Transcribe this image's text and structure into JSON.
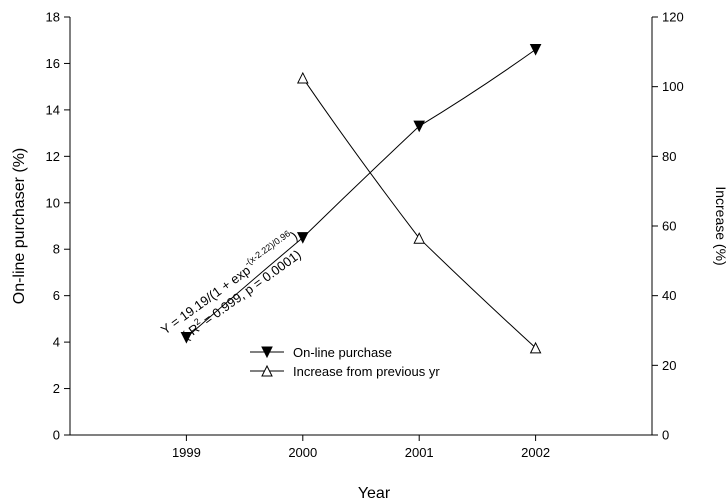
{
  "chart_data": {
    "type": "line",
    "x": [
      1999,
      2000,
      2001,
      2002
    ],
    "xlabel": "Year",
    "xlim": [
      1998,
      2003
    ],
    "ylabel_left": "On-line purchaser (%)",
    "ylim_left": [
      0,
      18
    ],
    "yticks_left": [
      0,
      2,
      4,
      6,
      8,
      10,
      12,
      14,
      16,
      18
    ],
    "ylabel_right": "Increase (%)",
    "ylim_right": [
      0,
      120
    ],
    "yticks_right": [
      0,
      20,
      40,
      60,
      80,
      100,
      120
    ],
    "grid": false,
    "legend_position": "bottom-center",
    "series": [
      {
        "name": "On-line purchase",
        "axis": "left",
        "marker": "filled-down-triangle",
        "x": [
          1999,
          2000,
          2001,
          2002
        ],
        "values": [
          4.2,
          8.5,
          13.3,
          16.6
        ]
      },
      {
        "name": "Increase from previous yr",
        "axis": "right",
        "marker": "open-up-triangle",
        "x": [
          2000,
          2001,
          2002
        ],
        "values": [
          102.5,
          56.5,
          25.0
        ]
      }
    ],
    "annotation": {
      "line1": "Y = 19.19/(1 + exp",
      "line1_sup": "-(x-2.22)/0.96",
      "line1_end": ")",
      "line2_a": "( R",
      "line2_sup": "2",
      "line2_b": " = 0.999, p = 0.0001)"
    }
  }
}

########################################

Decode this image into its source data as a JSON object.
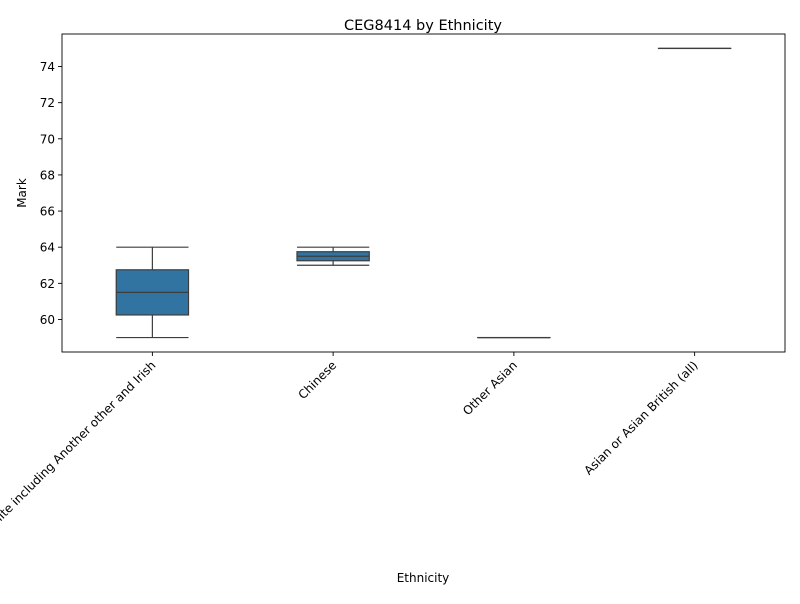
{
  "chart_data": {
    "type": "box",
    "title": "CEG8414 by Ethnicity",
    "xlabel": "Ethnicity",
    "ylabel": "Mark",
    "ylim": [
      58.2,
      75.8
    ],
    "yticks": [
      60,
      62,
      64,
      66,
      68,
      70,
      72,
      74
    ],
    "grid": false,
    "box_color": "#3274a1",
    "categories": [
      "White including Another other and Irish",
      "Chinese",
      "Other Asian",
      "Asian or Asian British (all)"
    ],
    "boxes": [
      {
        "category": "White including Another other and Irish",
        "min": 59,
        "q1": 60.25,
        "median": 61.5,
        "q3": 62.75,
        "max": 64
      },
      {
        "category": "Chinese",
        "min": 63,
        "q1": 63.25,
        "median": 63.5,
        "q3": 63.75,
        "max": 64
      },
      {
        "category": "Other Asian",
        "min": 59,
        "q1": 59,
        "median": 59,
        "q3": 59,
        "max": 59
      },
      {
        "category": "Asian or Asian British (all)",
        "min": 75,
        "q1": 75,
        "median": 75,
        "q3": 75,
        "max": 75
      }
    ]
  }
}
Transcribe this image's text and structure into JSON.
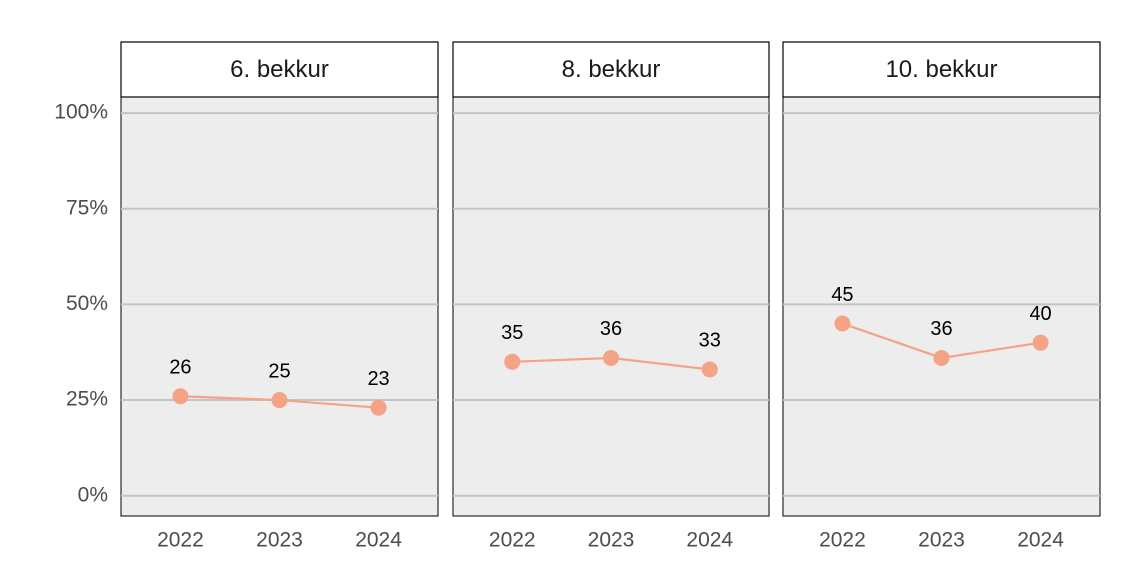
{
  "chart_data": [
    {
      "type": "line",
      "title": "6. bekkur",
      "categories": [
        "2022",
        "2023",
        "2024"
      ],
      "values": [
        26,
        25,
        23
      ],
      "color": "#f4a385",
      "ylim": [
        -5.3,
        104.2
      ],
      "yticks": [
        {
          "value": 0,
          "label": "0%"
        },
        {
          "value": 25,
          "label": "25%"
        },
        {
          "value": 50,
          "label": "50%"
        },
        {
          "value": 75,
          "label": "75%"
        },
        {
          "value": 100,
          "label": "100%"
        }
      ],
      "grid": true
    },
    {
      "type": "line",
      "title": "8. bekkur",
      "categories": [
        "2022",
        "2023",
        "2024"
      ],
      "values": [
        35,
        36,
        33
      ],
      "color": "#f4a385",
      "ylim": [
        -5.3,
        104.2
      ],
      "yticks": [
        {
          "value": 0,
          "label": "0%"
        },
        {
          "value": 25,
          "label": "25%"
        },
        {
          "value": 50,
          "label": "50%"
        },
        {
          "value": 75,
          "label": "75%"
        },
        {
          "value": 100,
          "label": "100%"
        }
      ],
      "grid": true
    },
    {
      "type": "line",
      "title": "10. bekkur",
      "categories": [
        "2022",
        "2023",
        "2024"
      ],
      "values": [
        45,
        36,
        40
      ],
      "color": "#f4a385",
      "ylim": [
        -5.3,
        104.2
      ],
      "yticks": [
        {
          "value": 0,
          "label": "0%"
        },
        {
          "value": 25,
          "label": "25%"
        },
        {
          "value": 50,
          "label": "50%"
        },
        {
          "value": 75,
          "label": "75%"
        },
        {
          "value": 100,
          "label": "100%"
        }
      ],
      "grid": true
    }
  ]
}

########################################

> _GIVEN REQUEST_
List all lines holding the string "Irish".

> _COMPLETE OUTPUT_
      "White including Another other and Irish",
        "category": "White including Another other and Irish",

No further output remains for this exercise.